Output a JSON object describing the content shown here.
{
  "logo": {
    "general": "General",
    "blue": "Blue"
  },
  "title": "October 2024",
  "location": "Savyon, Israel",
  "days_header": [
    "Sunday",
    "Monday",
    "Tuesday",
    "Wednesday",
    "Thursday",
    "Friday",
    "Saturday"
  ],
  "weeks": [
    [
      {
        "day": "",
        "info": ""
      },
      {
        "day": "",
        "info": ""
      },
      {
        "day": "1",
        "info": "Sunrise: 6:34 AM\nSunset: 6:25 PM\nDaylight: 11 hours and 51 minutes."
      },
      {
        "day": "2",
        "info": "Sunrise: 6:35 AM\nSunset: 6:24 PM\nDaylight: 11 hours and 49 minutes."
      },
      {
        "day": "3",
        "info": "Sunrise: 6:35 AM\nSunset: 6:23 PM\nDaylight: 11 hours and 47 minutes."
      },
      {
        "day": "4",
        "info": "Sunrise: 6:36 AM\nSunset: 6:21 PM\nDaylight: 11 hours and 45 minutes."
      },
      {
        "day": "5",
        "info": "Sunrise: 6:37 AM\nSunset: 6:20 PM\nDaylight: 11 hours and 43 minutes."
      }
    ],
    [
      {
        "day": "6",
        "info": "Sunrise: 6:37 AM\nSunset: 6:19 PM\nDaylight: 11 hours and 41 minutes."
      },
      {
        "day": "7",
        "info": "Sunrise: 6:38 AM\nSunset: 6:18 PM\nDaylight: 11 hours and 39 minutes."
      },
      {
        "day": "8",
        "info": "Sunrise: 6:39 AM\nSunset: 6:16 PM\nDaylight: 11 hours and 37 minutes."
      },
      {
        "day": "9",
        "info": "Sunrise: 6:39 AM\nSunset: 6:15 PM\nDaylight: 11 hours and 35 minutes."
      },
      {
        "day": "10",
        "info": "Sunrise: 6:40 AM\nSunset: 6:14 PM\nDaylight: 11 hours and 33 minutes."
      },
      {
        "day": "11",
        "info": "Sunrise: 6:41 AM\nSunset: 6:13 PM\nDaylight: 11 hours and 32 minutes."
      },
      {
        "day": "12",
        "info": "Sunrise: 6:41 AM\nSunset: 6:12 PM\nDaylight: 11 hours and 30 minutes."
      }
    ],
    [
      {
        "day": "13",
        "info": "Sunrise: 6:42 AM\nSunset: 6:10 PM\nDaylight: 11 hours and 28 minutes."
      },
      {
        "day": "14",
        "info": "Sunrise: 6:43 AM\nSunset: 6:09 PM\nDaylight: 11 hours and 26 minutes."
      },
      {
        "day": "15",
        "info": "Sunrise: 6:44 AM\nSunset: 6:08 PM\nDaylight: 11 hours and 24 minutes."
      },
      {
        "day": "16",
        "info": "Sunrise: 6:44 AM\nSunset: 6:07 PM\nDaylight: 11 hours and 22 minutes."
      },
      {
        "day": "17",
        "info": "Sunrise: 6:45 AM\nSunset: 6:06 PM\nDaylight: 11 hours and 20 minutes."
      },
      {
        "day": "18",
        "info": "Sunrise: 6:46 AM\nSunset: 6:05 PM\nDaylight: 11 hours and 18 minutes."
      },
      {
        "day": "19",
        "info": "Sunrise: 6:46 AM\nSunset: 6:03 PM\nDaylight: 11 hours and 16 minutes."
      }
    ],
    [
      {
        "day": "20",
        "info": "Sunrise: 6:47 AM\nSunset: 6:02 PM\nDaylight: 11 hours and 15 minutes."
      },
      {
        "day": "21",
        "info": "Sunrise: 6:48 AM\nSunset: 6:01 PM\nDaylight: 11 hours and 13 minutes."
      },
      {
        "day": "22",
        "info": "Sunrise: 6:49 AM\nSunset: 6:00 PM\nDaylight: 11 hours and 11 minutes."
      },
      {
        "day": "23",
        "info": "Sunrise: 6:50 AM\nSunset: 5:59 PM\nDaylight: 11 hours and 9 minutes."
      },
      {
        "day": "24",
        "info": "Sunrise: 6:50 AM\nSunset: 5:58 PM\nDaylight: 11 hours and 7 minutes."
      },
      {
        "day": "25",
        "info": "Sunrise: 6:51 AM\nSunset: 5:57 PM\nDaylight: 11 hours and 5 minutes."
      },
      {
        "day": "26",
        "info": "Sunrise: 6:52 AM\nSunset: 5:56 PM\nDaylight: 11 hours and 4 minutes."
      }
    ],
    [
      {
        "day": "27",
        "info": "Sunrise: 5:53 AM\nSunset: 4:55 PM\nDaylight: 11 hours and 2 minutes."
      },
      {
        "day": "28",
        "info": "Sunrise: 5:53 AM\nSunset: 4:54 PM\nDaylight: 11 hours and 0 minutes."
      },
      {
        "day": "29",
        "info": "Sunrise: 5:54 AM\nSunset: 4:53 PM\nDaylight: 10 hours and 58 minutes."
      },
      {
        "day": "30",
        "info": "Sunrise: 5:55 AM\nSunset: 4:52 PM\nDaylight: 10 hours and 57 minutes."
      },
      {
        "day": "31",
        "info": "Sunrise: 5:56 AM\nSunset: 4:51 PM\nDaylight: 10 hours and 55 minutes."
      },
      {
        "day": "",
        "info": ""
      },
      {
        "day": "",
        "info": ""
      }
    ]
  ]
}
━━━━━━━━━━━━━━━━━━━━━━━━━━━━━━
Exercise requirements >> Quote each line of the listing above exactly.

Output of the task >>
Output a JSON object describing the content shown here.
{
  "logo": {
    "general": "General",
    "blue": "Blue"
  },
  "title": "October 2024",
  "location": "Savyon, Israel",
  "days_header": [
    "Sunday",
    "Monday",
    "Tuesday",
    "Wednesday",
    "Thursday",
    "Friday",
    "Saturday"
  ],
  "weeks": [
    [
      {
        "day": "",
        "info": ""
      },
      {
        "day": "",
        "info": ""
      },
      {
        "day": "1",
        "info": "Sunrise: 6:34 AM\nSunset: 6:25 PM\nDaylight: 11 hours and 51 minutes."
      },
      {
        "day": "2",
        "info": "Sunrise: 6:35 AM\nSunset: 6:24 PM\nDaylight: 11 hours and 49 minutes."
      },
      {
        "day": "3",
        "info": "Sunrise: 6:35 AM\nSunset: 6:23 PM\nDaylight: 11 hours and 47 minutes."
      },
      {
        "day": "4",
        "info": "Sunrise: 6:36 AM\nSunset: 6:21 PM\nDaylight: 11 hours and 45 minutes."
      },
      {
        "day": "5",
        "info": "Sunrise: 6:37 AM\nSunset: 6:20 PM\nDaylight: 11 hours and 43 minutes."
      }
    ],
    [
      {
        "day": "6",
        "info": "Sunrise: 6:37 AM\nSunset: 6:19 PM\nDaylight: 11 hours and 41 minutes."
      },
      {
        "day": "7",
        "info": "Sunrise: 6:38 AM\nSunset: 6:18 PM\nDaylight: 11 hours and 39 minutes."
      },
      {
        "day": "8",
        "info": "Sunrise: 6:39 AM\nSunset: 6:16 PM\nDaylight: 11 hours and 37 minutes."
      },
      {
        "day": "9",
        "info": "Sunrise: 6:39 AM\nSunset: 6:15 PM\nDaylight: 11 hours and 35 minutes."
      },
      {
        "day": "10",
        "info": "Sunrise: 6:40 AM\nSunset: 6:14 PM\nDaylight: 11 hours and 33 minutes."
      },
      {
        "day": "11",
        "info": "Sunrise: 6:41 AM\nSunset: 6:13 PM\nDaylight: 11 hours and 32 minutes."
      },
      {
        "day": "12",
        "info": "Sunrise: 6:41 AM\nSunset: 6:12 PM\nDaylight: 11 hours and 30 minutes."
      }
    ],
    [
      {
        "day": "13",
        "info": "Sunrise: 6:42 AM\nSunset: 6:10 PM\nDaylight: 11 hours and 28 minutes."
      },
      {
        "day": "14",
        "info": "Sunrise: 6:43 AM\nSunset: 6:09 PM\nDaylight: 11 hours and 26 minutes."
      },
      {
        "day": "15",
        "info": "Sunrise: 6:44 AM\nSunset: 6:08 PM\nDaylight: 11 hours and 24 minutes."
      },
      {
        "day": "16",
        "info": "Sunrise: 6:44 AM\nSunset: 6:07 PM\nDaylight: 11 hours and 22 minutes."
      },
      {
        "day": "17",
        "info": "Sunrise: 6:45 AM\nSunset: 6:06 PM\nDaylight: 11 hours and 20 minutes."
      },
      {
        "day": "18",
        "info": "Sunrise: 6:46 AM\nSunset: 6:05 PM\nDaylight: 11 hours and 18 minutes."
      },
      {
        "day": "19",
        "info": "Sunrise: 6:46 AM\nSunset: 6:03 PM\nDaylight: 11 hours and 16 minutes."
      }
    ],
    [
      {
        "day": "20",
        "info": "Sunrise: 6:47 AM\nSunset: 6:02 PM\nDaylight: 11 hours and 15 minutes."
      },
      {
        "day": "21",
        "info": "Sunrise: 6:48 AM\nSunset: 6:01 PM\nDaylight: 11 hours and 13 minutes."
      },
      {
        "day": "22",
        "info": "Sunrise: 6:49 AM\nSunset: 6:00 PM\nDaylight: 11 hours and 11 minutes."
      },
      {
        "day": "23",
        "info": "Sunrise: 6:50 AM\nSunset: 5:59 PM\nDaylight: 11 hours and 9 minutes."
      },
      {
        "day": "24",
        "info": "Sunrise: 6:50 AM\nSunset: 5:58 PM\nDaylight: 11 hours and 7 minutes."
      },
      {
        "day": "25",
        "info": "Sunrise: 6:51 AM\nSunset: 5:57 PM\nDaylight: 11 hours and 5 minutes."
      },
      {
        "day": "26",
        "info": "Sunrise: 6:52 AM\nSunset: 5:56 PM\nDaylight: 11 hours and 4 minutes."
      }
    ],
    [
      {
        "day": "27",
        "info": "Sunrise: 5:53 AM\nSunset: 4:55 PM\nDaylight: 11 hours and 2 minutes."
      },
      {
        "day": "28",
        "info": "Sunrise: 5:53 AM\nSunset: 4:54 PM\nDaylight: 11 hours and 0 minutes."
      },
      {
        "day": "29",
        "info": "Sunrise: 5:54 AM\nSunset: 4:53 PM\nDaylight: 10 hours and 58 minutes."
      },
      {
        "day": "30",
        "info": "Sunrise: 5:55 AM\nSunset: 4:52 PM\nDaylight: 10 hours and 57 minutes."
      },
      {
        "day": "31",
        "info": "Sunrise: 5:56 AM\nSunset: 4:51 PM\nDaylight: 10 hours and 55 minutes."
      },
      {
        "day": "",
        "info": ""
      },
      {
        "day": "",
        "info": ""
      }
    ]
  ]
}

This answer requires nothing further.